• [To be done] Search the records for "resturi" and copy each line that holds it.

* begin *

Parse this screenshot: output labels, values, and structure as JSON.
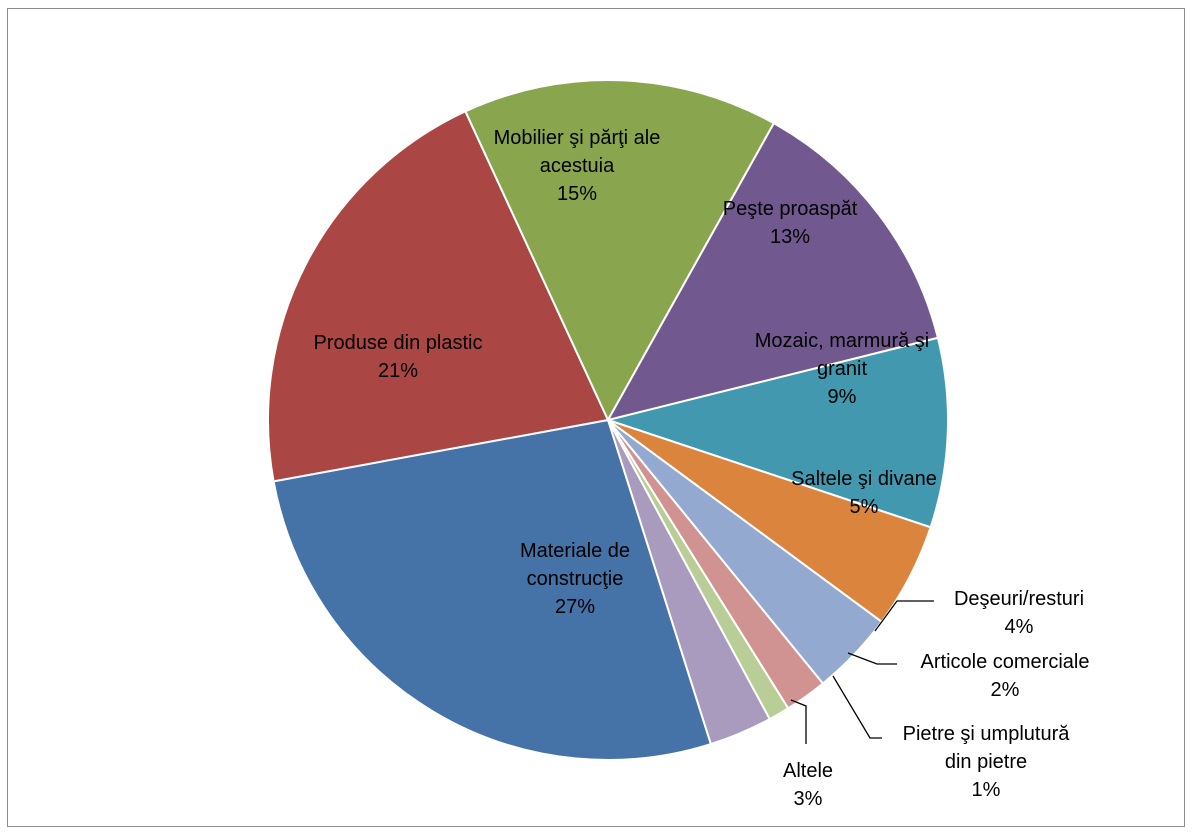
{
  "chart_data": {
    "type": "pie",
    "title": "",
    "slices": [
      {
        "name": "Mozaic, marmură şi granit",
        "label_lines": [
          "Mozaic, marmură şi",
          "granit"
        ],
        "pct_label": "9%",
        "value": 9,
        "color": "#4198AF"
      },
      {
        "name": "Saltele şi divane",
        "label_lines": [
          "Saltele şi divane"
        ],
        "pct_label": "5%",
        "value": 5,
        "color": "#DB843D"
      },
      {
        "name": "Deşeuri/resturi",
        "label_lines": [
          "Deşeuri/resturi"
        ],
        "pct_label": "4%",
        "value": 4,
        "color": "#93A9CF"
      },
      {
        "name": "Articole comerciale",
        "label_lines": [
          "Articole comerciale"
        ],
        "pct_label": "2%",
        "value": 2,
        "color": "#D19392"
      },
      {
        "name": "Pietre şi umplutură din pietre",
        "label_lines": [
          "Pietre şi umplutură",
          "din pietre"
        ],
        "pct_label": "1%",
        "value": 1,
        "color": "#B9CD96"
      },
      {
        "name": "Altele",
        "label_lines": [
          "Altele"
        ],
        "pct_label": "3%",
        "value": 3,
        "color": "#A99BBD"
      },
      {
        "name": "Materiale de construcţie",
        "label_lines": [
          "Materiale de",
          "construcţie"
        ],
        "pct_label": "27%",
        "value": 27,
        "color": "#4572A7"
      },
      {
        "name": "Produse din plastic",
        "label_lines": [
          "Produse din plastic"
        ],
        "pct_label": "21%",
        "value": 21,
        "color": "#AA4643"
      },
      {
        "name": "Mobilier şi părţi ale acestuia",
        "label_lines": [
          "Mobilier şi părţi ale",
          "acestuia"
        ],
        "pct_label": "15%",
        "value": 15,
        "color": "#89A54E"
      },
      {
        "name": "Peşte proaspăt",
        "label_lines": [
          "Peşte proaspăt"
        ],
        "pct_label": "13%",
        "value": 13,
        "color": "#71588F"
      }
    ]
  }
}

* end *
* begin *

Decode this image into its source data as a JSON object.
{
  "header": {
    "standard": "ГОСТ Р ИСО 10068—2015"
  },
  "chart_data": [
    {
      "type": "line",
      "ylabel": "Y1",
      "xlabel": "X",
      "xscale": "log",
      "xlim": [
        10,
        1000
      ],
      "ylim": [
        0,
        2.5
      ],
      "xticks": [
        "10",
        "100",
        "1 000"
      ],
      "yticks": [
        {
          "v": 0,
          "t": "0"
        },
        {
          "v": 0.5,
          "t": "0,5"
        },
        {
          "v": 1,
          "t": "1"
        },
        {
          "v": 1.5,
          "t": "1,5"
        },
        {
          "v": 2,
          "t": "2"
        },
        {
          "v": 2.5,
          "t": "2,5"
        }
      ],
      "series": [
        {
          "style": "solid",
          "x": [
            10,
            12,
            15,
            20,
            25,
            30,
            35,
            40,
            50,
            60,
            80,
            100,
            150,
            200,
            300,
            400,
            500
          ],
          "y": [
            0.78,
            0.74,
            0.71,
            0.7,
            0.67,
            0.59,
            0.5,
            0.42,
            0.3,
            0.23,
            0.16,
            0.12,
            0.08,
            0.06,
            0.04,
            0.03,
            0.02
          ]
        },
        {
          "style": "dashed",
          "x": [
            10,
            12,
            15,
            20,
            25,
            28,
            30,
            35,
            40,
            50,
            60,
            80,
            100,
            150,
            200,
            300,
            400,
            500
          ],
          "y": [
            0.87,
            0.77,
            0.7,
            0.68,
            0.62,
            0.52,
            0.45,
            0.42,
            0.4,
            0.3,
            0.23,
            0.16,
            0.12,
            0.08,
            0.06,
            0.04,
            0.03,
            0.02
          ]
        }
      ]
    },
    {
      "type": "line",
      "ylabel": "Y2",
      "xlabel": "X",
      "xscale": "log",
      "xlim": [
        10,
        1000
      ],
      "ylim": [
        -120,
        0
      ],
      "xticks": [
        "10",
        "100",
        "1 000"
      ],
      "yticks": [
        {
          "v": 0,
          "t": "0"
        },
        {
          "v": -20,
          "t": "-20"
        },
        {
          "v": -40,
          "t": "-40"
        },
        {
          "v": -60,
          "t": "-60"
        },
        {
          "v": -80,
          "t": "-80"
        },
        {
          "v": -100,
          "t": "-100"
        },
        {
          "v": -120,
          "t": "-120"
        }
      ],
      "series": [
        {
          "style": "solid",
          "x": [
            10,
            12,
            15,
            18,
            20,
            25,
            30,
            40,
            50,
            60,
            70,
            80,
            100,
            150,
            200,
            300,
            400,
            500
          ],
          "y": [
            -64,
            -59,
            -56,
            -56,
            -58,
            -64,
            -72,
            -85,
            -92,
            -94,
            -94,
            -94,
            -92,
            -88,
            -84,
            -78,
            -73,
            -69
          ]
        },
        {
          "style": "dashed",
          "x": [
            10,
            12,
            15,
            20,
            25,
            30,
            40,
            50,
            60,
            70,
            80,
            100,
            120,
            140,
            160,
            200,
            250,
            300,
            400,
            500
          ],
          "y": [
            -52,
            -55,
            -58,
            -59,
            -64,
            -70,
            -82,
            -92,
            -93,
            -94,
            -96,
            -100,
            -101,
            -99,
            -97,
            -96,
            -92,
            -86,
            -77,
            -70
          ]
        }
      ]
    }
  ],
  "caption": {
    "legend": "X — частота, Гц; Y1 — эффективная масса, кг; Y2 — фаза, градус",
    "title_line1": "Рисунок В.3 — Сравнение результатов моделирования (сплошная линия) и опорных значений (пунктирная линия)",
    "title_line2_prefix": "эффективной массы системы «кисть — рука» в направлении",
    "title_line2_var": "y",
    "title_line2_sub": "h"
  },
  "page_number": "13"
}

* end *

• [Exercise output]
        "name": "Deşeuri/resturi",
          "Deşeuri/resturi"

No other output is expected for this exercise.